[Records supplied]

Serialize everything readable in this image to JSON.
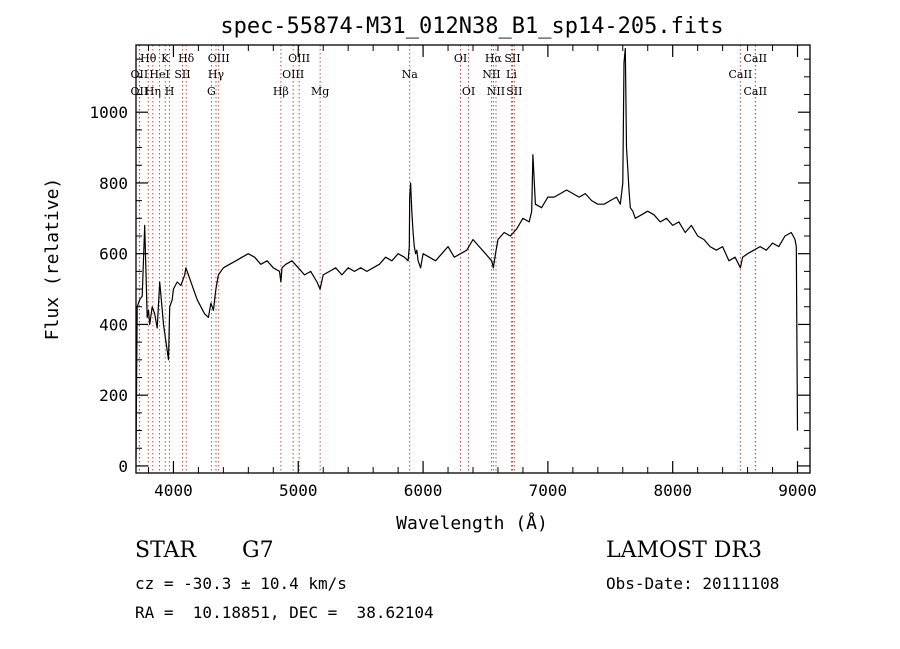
{
  "chart_data": {
    "type": "line",
    "title": "spec-55874-M31_012N38_B1_sp14-205.fits",
    "xlabel": "Wavelength (Å)",
    "ylabel": "Flux (relative)",
    "xlim": [
      3700,
      9100
    ],
    "ylim": [
      -20,
      1190
    ],
    "x_ticks": [
      4000,
      5000,
      6000,
      7000,
      8000,
      9000
    ],
    "y_ticks": [
      0,
      200,
      400,
      600,
      800,
      1000
    ],
    "x_tick_labels": [
      "4000",
      "5000",
      "6000",
      "7000",
      "8000",
      "9000"
    ],
    "y_tick_labels": [
      "0",
      "200",
      "400",
      "600",
      "800",
      "1000"
    ],
    "grid": false,
    "spectrum": {
      "x": [
        3700,
        3710,
        3730,
        3750,
        3770,
        3790,
        3800,
        3810,
        3830,
        3850,
        3870,
        3890,
        3900,
        3920,
        3940,
        3960,
        3970,
        3990,
        4000,
        4030,
        4060,
        4090,
        4100,
        4130,
        4160,
        4190,
        4220,
        4250,
        4280,
        4300,
        4320,
        4340,
        4360,
        4400,
        4450,
        4500,
        4550,
        4600,
        4650,
        4700,
        4750,
        4800,
        4850,
        4861,
        4870,
        4900,
        4950,
        5000,
        5050,
        5100,
        5150,
        5175,
        5200,
        5250,
        5300,
        5350,
        5400,
        5450,
        5500,
        5550,
        5600,
        5650,
        5700,
        5750,
        5800,
        5850,
        5880,
        5890,
        5893,
        5900,
        5910,
        5920,
        5930,
        5940,
        5950,
        5960,
        5980,
        6000,
        6050,
        6100,
        6150,
        6200,
        6250,
        6300,
        6350,
        6400,
        6450,
        6500,
        6550,
        6563,
        6580,
        6600,
        6650,
        6700,
        6750,
        6800,
        6850,
        6870,
        6880,
        6900,
        6950,
        7000,
        7050,
        7100,
        7150,
        7200,
        7250,
        7300,
        7350,
        7400,
        7450,
        7500,
        7550,
        7580,
        7600,
        7610,
        7620,
        7630,
        7640,
        7650,
        7660,
        7680,
        7700,
        7750,
        7800,
        7850,
        7900,
        7950,
        8000,
        8050,
        8100,
        8150,
        8200,
        8250,
        8300,
        8350,
        8400,
        8450,
        8500,
        8542,
        8560,
        8600,
        8650,
        8700,
        8750,
        8800,
        8850,
        8900,
        8950,
        8980,
        8990,
        9000
      ],
      "y": [
        20,
        450,
        470,
        480,
        680,
        420,
        440,
        400,
        450,
        430,
        390,
        520,
        480,
        400,
        350,
        300,
        450,
        470,
        500,
        520,
        510,
        540,
        560,
        530,
        500,
        470,
        450,
        430,
        420,
        460,
        440,
        500,
        540,
        560,
        570,
        580,
        590,
        600,
        590,
        570,
        580,
        560,
        550,
        520,
        560,
        570,
        580,
        560,
        540,
        550,
        520,
        500,
        540,
        550,
        560,
        540,
        560,
        550,
        560,
        550,
        560,
        570,
        590,
        580,
        600,
        590,
        580,
        620,
        760,
        800,
        720,
        660,
        620,
        600,
        610,
        580,
        560,
        600,
        590,
        580,
        600,
        620,
        590,
        600,
        610,
        640,
        620,
        600,
        580,
        560,
        600,
        640,
        660,
        650,
        670,
        700,
        690,
        720,
        880,
        740,
        730,
        760,
        760,
        770,
        780,
        770,
        760,
        770,
        750,
        740,
        740,
        750,
        760,
        740,
        800,
        1140,
        1180,
        900,
        840,
        780,
        730,
        720,
        700,
        710,
        720,
        710,
        690,
        700,
        680,
        690,
        660,
        680,
        650,
        640,
        620,
        610,
        620,
        580,
        590,
        560,
        590,
        600,
        610,
        620,
        610,
        630,
        620,
        650,
        660,
        640,
        620,
        100
      ]
    },
    "lines": [
      {
        "label": "Hθ",
        "x": 3798,
        "row": 1
      },
      {
        "label": "OII",
        "x": 3727,
        "row": 2
      },
      {
        "label": "OII",
        "x": 3727,
        "row": 3
      },
      {
        "label": "Hη",
        "x": 3835,
        "row": 3
      },
      {
        "label": "HeI",
        "x": 3889,
        "row": 2
      },
      {
        "label": "K",
        "x": 3934,
        "row": 1
      },
      {
        "label": "H",
        "x": 3969,
        "row": 3
      },
      {
        "label": "SII",
        "x": 4072,
        "row": 2
      },
      {
        "label": "Hδ",
        "x": 4102,
        "row": 1
      },
      {
        "label": "OIII",
        "x": 4363,
        "row": 1
      },
      {
        "label": "Hγ",
        "x": 4341,
        "row": 2
      },
      {
        "label": "G",
        "x": 4304,
        "row": 3
      },
      {
        "label": "Hβ",
        "x": 4861,
        "row": 3
      },
      {
        "label": "OIII",
        "x": 5007,
        "row": 1
      },
      {
        "label": "OIII",
        "x": 4959,
        "row": 2
      },
      {
        "label": "Mg",
        "x": 5175,
        "row": 3
      },
      {
        "label": "Na",
        "x": 5893,
        "row": 2
      },
      {
        "label": "OI",
        "x": 6300,
        "row": 1
      },
      {
        "label": "OI",
        "x": 6364,
        "row": 3
      },
      {
        "label": "Hα",
        "x": 6563,
        "row": 1
      },
      {
        "label": "SII",
        "x": 6716,
        "row": 1
      },
      {
        "label": "NII",
        "x": 6548,
        "row": 2
      },
      {
        "label": "Li",
        "x": 6708,
        "row": 2
      },
      {
        "label": "NII",
        "x": 6584,
        "row": 3
      },
      {
        "label": "SII",
        "x": 6731,
        "row": 3
      },
      {
        "label": "CaII",
        "x": 8662,
        "row": 1
      },
      {
        "label": "CaII",
        "x": 8542,
        "row": 2
      },
      {
        "label": "CaII",
        "x": 8662,
        "row": 3
      }
    ]
  },
  "info": {
    "class": "STAR",
    "subclass": "G7",
    "survey": "LAMOST DR3",
    "cz": "cz = -30.3 ± 10.4 km/s",
    "obs_date": "Obs-Date: 20111108",
    "coords": "RA =  10.18851, DEC =  38.62104"
  }
}
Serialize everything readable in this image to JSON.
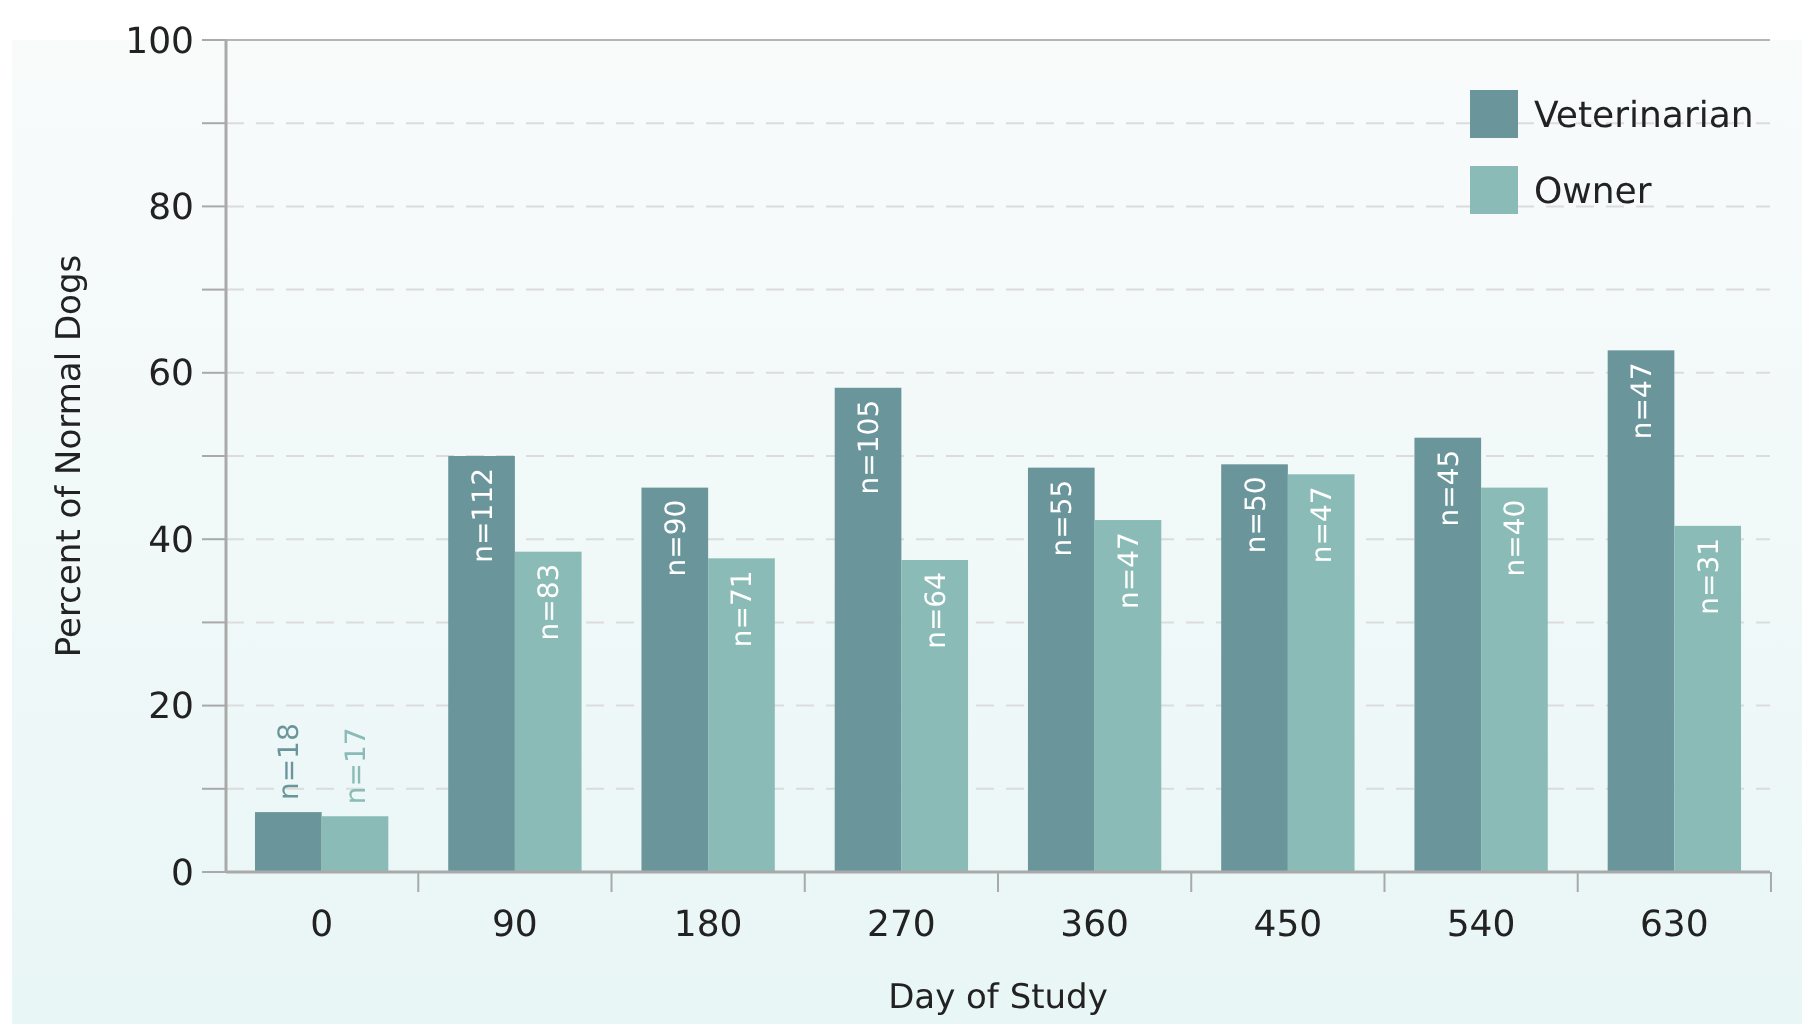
{
  "chart_data": {
    "type": "bar",
    "xlabel": "Day of Study",
    "ylabel": "Percent of Normal Dogs",
    "categories": [
      "0",
      "90",
      "180",
      "270",
      "360",
      "450",
      "540",
      "630"
    ],
    "series": [
      {
        "name": "Veterinarian",
        "color": "#6a969b",
        "values": [
          7.2,
          50,
          46.2,
          58.2,
          48.6,
          49,
          52.2,
          62.7
        ]
      },
      {
        "name": "Owner",
        "color": "#8abbb6",
        "values": [
          6.7,
          38.5,
          37.7,
          37.5,
          42.3,
          47.8,
          46.2,
          41.6
        ]
      }
    ],
    "annotations": [
      {
        "text": "n=18",
        "x": "0",
        "y": 7.2
      },
      {
        "text": "n=17",
        "x": "0",
        "y": 6.7
      },
      {
        "text": "n=112",
        "x": "90",
        "y": 50
      },
      {
        "text": "n=83",
        "x": "90",
        "y": 38.5
      },
      {
        "text": "n=90",
        "x": "180",
        "y": 46.2
      },
      {
        "text": "n=71",
        "x": "180",
        "y": 37.7
      },
      {
        "text": "n=105",
        "x": "270",
        "y": 58.2
      },
      {
        "text": "n=64",
        "x": "270",
        "y": 37.5
      },
      {
        "text": "n=55",
        "x": "360",
        "y": 48.6
      },
      {
        "text": "n=47",
        "x": "360",
        "y": 42.3
      },
      {
        "text": "n=50",
        "x": "450",
        "y": 49
      },
      {
        "text": "n=47",
        "x": "450",
        "y": 47.8
      },
      {
        "text": "n=45",
        "x": "540",
        "y": 52.2
      },
      {
        "text": "n=40",
        "x": "540",
        "y": 46.2
      },
      {
        "text": "n=47",
        "x": "630",
        "y": 62.7
      },
      {
        "text": "n=31",
        "x": "630",
        "y": 41.6
      }
    ],
    "ylim": [
      0,
      100
    ],
    "yticks": [
      0,
      {
        "value": 10,
        "label": null
      },
      20,
      {
        "value": 30,
        "label": null
      },
      40,
      {
        "value": 50,
        "label": null
      },
      60,
      {
        "value": 70,
        "label": null
      },
      80,
      {
        "value": 90,
        "label": null
      },
      100
    ],
    "grid": "y",
    "legend": "top right"
  }
}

[Directive] Give only the count of lines in the data that include the string "ylabel".

[Solution to this problem] 2